------ DATA TO USE

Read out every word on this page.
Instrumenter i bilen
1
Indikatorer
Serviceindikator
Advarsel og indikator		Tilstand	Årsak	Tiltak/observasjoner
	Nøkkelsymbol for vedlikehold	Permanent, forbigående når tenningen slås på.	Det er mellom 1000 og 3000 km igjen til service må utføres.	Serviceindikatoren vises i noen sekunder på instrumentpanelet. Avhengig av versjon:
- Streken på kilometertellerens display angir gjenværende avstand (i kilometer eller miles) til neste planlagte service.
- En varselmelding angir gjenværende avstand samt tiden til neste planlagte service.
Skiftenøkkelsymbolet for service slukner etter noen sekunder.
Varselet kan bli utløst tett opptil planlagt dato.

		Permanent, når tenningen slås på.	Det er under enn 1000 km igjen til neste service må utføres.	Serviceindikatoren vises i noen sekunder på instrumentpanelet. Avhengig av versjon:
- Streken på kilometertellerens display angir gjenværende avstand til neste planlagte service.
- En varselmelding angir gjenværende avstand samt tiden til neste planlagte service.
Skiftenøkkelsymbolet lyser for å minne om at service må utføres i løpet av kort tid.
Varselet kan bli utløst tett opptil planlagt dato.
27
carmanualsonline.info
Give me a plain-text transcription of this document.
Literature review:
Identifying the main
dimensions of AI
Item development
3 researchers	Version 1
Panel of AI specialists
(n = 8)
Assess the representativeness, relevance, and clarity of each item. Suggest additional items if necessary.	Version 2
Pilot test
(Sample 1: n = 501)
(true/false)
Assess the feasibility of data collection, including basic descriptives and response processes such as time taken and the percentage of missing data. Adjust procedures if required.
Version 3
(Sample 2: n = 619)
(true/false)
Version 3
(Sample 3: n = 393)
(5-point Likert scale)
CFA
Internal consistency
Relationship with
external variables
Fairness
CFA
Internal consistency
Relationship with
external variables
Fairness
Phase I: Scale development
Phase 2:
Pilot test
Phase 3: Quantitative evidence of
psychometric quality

------------
------ DATA TO USE

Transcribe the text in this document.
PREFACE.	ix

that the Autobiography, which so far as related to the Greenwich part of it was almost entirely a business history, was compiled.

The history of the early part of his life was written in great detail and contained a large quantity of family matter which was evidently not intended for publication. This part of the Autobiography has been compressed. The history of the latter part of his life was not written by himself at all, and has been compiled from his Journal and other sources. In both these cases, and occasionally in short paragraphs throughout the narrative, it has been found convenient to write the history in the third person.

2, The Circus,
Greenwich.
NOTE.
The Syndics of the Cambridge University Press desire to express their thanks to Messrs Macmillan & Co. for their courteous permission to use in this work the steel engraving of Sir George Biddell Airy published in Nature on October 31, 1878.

------------
------ DATA TO USE

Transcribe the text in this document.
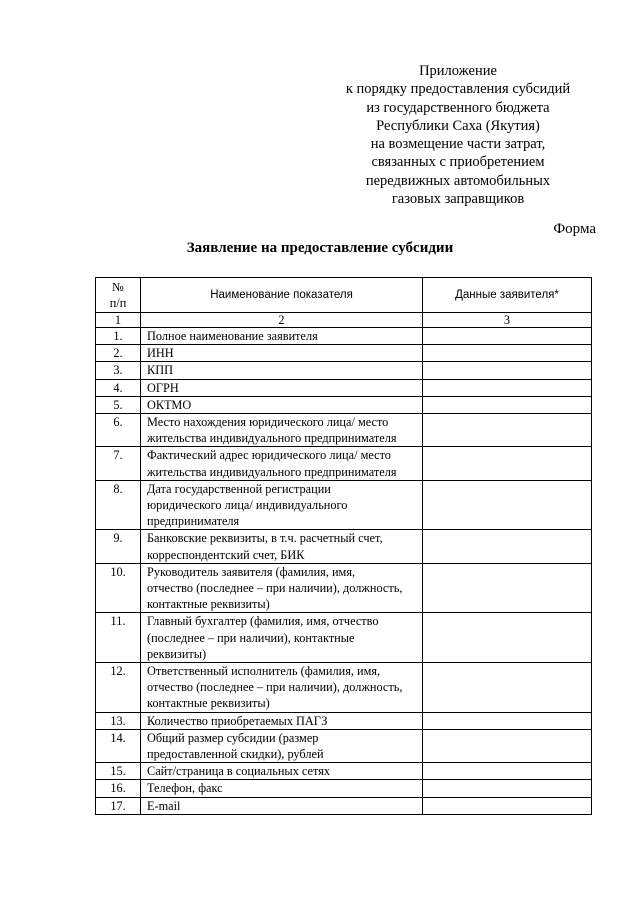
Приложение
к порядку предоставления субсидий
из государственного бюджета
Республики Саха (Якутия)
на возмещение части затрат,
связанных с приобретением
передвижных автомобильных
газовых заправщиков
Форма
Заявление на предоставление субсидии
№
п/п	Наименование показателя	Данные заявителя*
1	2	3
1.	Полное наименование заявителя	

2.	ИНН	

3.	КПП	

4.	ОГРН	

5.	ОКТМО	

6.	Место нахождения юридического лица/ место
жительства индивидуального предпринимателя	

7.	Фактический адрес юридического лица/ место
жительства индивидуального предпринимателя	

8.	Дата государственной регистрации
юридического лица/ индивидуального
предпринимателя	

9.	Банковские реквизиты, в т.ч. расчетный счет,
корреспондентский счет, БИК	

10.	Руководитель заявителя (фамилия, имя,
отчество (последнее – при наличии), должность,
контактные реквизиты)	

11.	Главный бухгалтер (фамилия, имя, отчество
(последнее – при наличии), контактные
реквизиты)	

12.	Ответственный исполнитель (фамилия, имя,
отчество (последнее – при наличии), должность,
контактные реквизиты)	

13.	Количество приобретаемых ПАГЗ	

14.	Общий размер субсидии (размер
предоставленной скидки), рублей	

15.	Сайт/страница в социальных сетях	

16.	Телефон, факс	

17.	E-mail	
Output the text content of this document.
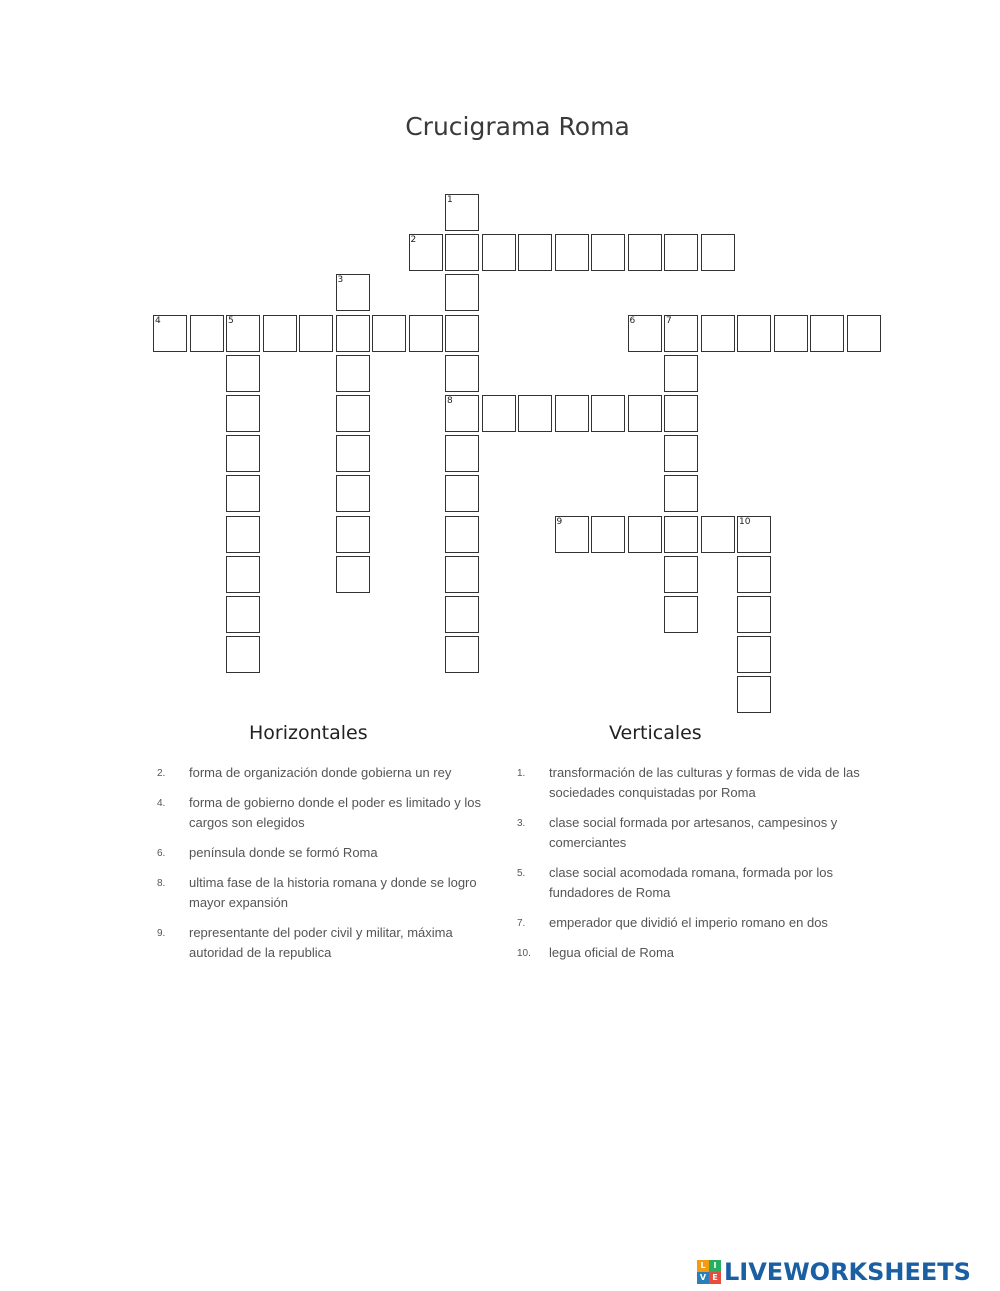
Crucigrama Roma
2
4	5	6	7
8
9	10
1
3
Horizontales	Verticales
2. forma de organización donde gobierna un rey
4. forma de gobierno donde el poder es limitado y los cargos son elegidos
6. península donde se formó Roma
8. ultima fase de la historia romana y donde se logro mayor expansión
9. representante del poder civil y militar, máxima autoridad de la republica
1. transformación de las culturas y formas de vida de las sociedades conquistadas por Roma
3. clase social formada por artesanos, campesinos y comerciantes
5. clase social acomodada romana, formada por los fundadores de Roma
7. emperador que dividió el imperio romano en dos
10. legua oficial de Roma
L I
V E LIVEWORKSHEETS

------------

DO THIS
List the lines of the entries that include "neste".

TASK RESULT
- Streken på kilometertellerens display angir gjenværende avstand (i kilometer eller miles) til neste planlagte service.
- En varselmelding angir gjenværende avstand samt tiden til neste planlagte service.
		Permanent, når tenningen slås på.	Det er under enn 1000 km igjen til neste service må utføres.	Serviceindikatoren vises i noen sekunder på instrumentpanelet. Avhengig av versjon:
- Streken på kilometertellerens display angir gjenværende avstand til neste planlagte service.
- En varselmelding angir gjenværende avstand samt tiden til neste planlagte service.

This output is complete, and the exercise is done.